▸ Objective
Gather each line of the entries below that includes "Voice".

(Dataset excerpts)

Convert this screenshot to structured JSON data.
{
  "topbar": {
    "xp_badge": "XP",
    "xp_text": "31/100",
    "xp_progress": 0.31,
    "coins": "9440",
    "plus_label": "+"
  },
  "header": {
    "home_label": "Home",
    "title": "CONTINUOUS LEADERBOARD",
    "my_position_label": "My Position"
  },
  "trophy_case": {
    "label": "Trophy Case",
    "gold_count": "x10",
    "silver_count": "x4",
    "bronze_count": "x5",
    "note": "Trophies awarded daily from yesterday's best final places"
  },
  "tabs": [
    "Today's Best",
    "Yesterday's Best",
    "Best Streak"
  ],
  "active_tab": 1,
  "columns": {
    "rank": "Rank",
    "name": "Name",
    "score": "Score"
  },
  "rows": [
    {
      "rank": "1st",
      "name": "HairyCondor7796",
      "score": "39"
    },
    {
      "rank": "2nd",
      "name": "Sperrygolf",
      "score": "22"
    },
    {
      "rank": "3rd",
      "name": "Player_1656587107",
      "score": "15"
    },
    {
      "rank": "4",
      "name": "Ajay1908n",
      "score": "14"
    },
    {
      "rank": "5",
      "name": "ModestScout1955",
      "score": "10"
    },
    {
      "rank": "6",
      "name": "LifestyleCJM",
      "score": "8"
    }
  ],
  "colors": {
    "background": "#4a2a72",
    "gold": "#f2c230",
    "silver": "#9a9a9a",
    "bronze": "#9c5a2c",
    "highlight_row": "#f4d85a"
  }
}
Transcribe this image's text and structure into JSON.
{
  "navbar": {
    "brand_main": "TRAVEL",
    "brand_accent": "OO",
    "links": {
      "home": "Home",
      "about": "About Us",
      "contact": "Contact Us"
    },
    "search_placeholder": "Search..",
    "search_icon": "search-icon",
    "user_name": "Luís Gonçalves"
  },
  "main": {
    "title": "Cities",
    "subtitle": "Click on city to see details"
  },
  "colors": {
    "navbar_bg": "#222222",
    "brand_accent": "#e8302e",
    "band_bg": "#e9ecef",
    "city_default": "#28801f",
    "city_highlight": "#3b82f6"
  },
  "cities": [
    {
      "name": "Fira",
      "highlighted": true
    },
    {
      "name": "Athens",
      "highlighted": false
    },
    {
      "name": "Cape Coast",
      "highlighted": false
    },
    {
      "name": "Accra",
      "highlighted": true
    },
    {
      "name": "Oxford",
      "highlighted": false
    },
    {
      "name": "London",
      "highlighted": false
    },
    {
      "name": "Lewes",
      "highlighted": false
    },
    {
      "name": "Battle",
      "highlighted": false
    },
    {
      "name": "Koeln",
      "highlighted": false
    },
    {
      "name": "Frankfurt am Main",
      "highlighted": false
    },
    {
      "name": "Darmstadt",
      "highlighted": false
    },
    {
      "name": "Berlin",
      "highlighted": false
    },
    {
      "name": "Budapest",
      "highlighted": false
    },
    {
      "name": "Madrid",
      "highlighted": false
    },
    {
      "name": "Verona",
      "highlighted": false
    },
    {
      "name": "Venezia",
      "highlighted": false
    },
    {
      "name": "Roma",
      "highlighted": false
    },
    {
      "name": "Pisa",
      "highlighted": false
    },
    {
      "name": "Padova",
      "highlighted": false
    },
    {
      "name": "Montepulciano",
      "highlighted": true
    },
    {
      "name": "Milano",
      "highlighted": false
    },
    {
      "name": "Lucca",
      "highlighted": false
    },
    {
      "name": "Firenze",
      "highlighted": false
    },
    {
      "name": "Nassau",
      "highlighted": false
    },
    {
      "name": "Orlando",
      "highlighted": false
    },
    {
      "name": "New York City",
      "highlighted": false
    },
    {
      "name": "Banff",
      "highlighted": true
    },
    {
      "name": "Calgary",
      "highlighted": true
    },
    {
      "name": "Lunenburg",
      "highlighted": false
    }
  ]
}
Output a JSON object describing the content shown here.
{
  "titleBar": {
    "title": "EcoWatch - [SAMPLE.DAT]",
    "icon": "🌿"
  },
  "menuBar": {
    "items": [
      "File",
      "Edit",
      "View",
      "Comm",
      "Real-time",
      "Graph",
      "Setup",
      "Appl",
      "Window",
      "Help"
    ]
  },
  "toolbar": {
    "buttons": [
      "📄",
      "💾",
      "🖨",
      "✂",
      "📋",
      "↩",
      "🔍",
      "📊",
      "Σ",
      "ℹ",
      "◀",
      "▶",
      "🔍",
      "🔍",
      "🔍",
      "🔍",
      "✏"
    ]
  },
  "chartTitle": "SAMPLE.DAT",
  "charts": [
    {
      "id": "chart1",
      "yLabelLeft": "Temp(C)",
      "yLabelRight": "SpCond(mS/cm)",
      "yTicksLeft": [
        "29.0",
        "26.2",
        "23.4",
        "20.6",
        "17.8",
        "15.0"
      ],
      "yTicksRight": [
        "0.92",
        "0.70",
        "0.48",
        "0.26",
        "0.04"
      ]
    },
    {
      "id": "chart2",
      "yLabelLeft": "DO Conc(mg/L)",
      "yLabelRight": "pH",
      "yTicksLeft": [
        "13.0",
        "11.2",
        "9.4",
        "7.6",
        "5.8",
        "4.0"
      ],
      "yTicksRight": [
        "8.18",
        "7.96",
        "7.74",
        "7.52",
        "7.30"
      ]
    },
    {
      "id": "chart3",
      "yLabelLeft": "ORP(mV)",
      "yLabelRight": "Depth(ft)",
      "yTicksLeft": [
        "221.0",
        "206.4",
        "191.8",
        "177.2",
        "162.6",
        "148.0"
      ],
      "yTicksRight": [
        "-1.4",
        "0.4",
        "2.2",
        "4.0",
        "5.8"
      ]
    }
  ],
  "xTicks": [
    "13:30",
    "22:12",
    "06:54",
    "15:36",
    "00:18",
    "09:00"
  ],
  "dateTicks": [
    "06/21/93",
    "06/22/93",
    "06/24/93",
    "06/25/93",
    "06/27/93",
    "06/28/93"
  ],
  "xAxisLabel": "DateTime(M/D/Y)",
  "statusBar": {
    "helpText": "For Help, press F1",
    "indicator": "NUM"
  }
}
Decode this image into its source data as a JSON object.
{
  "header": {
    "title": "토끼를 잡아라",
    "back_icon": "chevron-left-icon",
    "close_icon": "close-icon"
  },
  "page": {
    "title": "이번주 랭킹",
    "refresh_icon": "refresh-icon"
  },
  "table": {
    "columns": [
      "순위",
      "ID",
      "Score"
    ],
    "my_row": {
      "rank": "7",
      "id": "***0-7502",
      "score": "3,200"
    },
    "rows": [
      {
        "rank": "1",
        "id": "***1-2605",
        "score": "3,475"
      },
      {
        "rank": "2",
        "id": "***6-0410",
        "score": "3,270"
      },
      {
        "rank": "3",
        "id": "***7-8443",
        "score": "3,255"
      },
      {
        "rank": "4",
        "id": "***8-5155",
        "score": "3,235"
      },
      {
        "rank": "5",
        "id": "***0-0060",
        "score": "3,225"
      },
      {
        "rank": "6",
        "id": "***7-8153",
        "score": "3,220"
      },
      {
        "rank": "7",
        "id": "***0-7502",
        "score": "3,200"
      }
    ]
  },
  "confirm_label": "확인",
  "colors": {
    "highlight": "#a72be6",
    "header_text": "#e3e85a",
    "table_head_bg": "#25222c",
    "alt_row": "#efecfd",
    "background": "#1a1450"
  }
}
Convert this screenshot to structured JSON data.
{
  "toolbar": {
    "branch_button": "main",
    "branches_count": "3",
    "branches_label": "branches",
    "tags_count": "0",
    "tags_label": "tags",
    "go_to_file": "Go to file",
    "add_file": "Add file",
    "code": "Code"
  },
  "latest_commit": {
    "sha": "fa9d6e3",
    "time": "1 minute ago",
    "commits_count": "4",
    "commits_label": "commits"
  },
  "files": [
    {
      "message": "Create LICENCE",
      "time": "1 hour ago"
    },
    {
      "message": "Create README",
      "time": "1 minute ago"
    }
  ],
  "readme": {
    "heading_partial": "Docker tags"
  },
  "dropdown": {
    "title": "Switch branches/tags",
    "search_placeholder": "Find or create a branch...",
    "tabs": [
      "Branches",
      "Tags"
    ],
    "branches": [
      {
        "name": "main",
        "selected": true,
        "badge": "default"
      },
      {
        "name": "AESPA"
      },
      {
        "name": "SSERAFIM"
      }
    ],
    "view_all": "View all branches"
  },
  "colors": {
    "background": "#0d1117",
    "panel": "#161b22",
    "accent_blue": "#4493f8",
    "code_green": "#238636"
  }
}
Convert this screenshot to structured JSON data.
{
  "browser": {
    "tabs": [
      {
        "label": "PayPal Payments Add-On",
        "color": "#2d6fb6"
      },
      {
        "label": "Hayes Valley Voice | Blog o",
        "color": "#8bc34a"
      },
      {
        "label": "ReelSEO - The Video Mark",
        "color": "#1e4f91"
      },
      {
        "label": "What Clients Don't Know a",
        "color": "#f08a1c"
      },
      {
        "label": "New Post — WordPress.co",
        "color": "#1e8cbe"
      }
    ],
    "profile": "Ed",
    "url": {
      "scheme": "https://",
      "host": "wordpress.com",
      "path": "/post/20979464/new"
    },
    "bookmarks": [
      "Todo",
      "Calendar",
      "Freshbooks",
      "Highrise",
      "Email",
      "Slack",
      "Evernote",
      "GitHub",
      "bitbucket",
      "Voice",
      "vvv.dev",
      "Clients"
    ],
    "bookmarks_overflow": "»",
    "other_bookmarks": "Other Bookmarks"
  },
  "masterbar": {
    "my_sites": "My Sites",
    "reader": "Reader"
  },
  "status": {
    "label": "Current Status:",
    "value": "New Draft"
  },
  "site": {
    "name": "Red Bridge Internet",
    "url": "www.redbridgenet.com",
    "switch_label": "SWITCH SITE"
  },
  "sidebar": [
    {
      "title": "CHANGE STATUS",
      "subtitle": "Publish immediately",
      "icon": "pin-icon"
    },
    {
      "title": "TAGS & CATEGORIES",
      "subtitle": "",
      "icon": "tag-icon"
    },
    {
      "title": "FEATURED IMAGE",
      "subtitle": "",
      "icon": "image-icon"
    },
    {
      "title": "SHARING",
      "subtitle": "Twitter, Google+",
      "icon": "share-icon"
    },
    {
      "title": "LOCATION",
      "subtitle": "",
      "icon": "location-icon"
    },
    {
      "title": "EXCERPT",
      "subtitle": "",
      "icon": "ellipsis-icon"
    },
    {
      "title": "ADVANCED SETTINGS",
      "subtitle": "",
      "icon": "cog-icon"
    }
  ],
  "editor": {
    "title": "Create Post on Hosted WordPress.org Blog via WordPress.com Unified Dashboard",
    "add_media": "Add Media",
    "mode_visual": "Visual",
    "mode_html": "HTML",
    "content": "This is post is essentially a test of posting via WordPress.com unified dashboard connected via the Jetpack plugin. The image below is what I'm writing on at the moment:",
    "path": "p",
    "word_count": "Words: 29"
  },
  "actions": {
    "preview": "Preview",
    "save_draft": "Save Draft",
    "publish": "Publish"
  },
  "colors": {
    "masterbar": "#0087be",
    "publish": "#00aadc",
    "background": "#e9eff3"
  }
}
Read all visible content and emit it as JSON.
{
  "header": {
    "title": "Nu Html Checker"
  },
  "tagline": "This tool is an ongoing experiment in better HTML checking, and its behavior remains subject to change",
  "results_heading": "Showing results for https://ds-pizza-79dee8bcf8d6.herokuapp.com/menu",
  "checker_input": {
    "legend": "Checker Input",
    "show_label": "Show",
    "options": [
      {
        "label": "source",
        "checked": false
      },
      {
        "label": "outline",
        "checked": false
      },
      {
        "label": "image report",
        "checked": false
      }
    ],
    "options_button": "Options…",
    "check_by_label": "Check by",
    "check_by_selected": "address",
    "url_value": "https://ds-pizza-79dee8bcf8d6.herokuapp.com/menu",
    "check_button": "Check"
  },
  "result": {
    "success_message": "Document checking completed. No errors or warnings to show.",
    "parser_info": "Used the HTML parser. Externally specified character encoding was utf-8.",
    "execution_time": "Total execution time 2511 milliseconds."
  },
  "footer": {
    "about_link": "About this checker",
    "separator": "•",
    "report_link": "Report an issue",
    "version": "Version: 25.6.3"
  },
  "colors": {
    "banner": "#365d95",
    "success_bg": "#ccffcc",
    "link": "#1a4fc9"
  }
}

▸ Task response
        "label": "Hayes Valley Voice | Blog o",
      "Voice",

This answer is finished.